Task objective:
Below are the records. List every line holding the word "人民东路五里桥路口路段".

Exercise input:
** BEGIN **
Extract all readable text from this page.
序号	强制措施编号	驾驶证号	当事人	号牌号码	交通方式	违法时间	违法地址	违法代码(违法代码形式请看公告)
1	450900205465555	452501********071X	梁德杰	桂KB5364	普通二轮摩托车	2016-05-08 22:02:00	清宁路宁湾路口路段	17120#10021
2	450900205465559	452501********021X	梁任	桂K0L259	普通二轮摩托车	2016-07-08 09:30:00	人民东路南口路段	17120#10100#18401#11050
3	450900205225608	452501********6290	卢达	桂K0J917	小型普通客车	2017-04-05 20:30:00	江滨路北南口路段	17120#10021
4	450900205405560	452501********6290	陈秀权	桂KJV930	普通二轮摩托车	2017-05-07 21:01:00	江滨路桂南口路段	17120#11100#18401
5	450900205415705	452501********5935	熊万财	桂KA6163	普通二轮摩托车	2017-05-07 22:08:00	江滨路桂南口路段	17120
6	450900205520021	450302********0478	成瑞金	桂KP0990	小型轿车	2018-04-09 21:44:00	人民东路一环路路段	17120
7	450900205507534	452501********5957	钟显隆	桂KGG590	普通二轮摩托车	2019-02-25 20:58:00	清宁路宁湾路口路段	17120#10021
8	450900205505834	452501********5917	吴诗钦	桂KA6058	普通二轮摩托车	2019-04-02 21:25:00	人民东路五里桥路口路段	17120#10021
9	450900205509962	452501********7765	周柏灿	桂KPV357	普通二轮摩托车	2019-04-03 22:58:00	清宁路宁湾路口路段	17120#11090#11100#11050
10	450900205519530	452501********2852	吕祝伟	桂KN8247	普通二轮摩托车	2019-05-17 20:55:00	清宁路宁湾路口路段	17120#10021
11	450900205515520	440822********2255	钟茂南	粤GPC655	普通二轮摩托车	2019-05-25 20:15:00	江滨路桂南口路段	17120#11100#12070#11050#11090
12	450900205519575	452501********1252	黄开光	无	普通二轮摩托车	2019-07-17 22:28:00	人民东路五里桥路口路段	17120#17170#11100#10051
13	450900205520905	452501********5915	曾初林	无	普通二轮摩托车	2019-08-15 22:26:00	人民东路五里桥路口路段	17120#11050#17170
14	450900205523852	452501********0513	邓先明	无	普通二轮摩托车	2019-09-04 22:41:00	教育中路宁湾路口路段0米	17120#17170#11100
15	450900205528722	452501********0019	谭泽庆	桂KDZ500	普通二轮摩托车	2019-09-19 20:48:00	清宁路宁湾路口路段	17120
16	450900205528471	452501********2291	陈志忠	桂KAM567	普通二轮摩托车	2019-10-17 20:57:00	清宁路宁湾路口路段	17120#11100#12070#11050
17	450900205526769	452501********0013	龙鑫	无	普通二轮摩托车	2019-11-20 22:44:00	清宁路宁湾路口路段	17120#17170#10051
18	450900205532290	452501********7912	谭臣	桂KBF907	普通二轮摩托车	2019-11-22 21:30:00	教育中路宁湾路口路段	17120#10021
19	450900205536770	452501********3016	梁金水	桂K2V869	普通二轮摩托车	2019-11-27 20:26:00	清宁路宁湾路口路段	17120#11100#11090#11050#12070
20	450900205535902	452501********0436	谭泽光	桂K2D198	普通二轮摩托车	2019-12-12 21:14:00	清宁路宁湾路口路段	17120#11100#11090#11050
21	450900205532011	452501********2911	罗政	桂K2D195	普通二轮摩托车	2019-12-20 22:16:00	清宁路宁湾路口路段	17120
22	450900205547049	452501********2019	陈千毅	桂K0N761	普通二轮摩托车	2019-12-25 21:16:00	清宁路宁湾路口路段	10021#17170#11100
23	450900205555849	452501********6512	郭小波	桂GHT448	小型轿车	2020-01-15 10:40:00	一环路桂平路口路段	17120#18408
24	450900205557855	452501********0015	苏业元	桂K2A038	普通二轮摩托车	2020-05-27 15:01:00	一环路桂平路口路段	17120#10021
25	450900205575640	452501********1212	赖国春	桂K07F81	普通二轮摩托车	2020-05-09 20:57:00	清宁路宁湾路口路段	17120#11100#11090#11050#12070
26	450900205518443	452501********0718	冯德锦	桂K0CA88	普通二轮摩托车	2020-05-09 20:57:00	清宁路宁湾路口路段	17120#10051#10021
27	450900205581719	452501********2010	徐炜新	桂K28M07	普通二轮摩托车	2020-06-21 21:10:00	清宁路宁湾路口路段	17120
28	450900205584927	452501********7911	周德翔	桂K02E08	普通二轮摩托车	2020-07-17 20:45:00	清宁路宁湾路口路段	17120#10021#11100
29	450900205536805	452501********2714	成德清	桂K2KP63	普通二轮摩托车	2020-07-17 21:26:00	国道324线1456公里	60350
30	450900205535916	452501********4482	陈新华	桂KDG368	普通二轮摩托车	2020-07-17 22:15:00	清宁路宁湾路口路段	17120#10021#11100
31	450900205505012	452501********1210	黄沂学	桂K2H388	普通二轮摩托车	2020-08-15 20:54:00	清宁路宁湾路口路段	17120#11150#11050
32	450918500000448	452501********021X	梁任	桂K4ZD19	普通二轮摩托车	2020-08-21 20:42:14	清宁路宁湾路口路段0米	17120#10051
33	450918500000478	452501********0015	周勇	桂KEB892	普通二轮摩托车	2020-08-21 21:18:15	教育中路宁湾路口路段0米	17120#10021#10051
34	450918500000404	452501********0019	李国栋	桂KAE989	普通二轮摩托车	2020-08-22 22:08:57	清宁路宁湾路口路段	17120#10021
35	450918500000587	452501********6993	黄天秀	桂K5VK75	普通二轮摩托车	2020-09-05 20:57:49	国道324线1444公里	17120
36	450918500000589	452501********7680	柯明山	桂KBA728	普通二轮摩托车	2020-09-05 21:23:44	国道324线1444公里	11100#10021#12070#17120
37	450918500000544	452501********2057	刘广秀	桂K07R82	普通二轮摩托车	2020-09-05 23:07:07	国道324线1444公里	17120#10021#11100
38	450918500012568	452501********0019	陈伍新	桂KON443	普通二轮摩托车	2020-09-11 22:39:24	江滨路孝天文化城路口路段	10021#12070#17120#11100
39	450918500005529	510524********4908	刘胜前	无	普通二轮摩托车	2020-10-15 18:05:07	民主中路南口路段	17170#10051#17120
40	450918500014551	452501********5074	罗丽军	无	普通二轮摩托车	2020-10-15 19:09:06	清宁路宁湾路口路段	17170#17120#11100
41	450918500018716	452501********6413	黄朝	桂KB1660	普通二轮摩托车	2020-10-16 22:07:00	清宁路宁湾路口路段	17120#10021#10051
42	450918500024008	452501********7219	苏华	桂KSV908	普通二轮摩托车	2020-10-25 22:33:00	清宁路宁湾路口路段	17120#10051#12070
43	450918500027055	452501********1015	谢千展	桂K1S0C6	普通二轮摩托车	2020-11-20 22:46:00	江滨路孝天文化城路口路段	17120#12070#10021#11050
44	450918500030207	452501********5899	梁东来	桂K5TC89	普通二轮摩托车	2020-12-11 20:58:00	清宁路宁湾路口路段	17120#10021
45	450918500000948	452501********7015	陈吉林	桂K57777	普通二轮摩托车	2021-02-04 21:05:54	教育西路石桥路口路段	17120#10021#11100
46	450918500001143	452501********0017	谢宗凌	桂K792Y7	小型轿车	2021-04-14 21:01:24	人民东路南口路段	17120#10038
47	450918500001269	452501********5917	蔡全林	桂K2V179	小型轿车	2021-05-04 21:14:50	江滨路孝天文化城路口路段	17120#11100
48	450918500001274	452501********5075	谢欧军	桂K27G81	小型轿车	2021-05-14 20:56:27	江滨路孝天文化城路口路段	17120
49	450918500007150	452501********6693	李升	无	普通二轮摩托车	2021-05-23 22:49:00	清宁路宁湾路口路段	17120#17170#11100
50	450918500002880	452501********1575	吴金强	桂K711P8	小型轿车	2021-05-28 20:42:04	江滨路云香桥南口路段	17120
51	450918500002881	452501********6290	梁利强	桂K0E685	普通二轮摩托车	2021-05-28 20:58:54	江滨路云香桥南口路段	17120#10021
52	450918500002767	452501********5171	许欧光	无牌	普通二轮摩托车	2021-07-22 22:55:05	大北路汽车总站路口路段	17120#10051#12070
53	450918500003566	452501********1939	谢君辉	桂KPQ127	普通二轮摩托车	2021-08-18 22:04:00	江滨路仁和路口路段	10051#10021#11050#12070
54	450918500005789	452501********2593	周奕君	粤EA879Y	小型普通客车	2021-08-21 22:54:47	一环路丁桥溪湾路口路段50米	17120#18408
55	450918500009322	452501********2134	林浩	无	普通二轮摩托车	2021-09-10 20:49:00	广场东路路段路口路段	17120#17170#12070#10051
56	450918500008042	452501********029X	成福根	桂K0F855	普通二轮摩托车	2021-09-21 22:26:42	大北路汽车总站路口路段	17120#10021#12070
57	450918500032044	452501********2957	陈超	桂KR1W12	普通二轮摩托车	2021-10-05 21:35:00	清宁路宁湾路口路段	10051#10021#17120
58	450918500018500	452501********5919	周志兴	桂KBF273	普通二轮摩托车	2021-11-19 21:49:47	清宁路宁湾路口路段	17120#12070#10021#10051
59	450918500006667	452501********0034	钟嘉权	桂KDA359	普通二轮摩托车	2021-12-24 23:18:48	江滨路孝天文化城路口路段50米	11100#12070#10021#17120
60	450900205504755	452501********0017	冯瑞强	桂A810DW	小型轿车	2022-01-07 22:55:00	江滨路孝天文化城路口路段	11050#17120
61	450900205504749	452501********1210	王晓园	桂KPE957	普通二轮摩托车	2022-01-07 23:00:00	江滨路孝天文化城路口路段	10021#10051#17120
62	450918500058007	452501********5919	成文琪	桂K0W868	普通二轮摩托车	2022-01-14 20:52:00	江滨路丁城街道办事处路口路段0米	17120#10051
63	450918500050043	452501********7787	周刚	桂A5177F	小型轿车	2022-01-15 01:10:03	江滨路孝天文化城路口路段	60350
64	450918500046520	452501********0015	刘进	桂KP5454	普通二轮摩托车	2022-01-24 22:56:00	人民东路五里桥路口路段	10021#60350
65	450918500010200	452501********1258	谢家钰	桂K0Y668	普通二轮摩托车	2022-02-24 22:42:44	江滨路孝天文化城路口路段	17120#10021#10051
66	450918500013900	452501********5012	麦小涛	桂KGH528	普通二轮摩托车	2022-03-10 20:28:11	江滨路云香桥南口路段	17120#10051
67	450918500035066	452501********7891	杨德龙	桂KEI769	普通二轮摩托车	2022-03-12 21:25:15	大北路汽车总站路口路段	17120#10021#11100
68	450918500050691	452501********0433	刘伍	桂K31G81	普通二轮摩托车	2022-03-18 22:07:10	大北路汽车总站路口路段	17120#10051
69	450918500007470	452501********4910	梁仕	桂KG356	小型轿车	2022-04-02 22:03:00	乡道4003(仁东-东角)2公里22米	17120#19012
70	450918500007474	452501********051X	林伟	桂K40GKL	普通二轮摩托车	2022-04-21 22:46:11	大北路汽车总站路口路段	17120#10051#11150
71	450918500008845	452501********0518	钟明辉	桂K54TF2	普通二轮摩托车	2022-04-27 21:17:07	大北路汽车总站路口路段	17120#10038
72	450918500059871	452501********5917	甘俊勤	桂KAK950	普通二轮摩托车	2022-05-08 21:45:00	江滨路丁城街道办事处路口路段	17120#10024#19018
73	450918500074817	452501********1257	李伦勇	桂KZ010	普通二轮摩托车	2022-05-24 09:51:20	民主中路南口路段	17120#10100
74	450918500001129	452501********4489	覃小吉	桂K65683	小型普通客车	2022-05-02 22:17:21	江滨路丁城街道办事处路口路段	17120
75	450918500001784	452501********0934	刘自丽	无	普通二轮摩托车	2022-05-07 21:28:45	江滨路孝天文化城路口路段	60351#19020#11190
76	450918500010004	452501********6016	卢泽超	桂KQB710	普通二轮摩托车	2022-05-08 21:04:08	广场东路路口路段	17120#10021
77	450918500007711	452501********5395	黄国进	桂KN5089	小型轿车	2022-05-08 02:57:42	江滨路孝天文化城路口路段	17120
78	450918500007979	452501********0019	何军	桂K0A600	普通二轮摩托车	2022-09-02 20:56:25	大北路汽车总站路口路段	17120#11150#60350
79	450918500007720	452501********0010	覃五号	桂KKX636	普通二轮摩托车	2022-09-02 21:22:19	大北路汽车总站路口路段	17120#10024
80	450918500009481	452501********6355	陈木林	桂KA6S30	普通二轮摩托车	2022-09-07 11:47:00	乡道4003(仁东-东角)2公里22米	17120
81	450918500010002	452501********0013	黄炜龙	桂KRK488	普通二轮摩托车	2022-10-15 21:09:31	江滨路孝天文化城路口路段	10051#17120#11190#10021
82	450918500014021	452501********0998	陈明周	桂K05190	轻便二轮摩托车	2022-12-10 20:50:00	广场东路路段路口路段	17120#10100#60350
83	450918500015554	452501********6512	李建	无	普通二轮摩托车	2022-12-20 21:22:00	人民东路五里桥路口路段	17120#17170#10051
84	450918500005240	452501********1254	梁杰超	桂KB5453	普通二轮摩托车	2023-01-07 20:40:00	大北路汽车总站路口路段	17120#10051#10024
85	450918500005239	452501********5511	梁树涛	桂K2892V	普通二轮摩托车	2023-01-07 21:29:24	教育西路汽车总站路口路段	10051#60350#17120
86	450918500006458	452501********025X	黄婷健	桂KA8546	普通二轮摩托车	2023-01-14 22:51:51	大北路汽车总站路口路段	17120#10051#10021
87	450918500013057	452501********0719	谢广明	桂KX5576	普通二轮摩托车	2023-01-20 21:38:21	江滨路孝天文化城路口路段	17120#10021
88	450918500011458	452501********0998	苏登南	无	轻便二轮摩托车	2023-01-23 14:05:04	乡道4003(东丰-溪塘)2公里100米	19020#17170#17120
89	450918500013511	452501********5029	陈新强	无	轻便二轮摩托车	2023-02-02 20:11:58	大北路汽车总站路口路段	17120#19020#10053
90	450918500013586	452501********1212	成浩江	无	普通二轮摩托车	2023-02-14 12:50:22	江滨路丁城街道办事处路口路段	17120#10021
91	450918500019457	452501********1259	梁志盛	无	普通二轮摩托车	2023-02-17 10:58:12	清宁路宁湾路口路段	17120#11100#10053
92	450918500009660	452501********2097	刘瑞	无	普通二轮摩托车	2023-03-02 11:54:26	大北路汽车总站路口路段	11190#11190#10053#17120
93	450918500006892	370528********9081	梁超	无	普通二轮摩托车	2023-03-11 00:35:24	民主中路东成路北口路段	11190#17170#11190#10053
** END **
Written answer:
8	450900205505834	452501********5917	吴诗钦	桂KA6058	普通二轮摩托车	2019-04-02 21:25:00	人民东路五里桥路口路段	17120#10021
12	450900205519575	452501********1252	黄开光	无	普通二轮摩托车	2019-07-17 22:28:00	人民东路五里桥路口路段	17120#17170#11100#10051
13	450900205520905	452501********5915	曾初林	无	普通二轮摩托车	2019-08-15 22:26:00	人民东路五里桥路口路段	17120#11050#17170
64	450918500046520	452501********0015	刘进	桂KP5454	普通二轮摩托车	2022-01-24 22:56:00	人民东路五里桥路口路段	10021#60350
83	450918500015554	452501********6512	李建	无	普通二轮摩托车	2022-12-20 21:22:00	人民东路五里桥路口路段	17120#17170#10051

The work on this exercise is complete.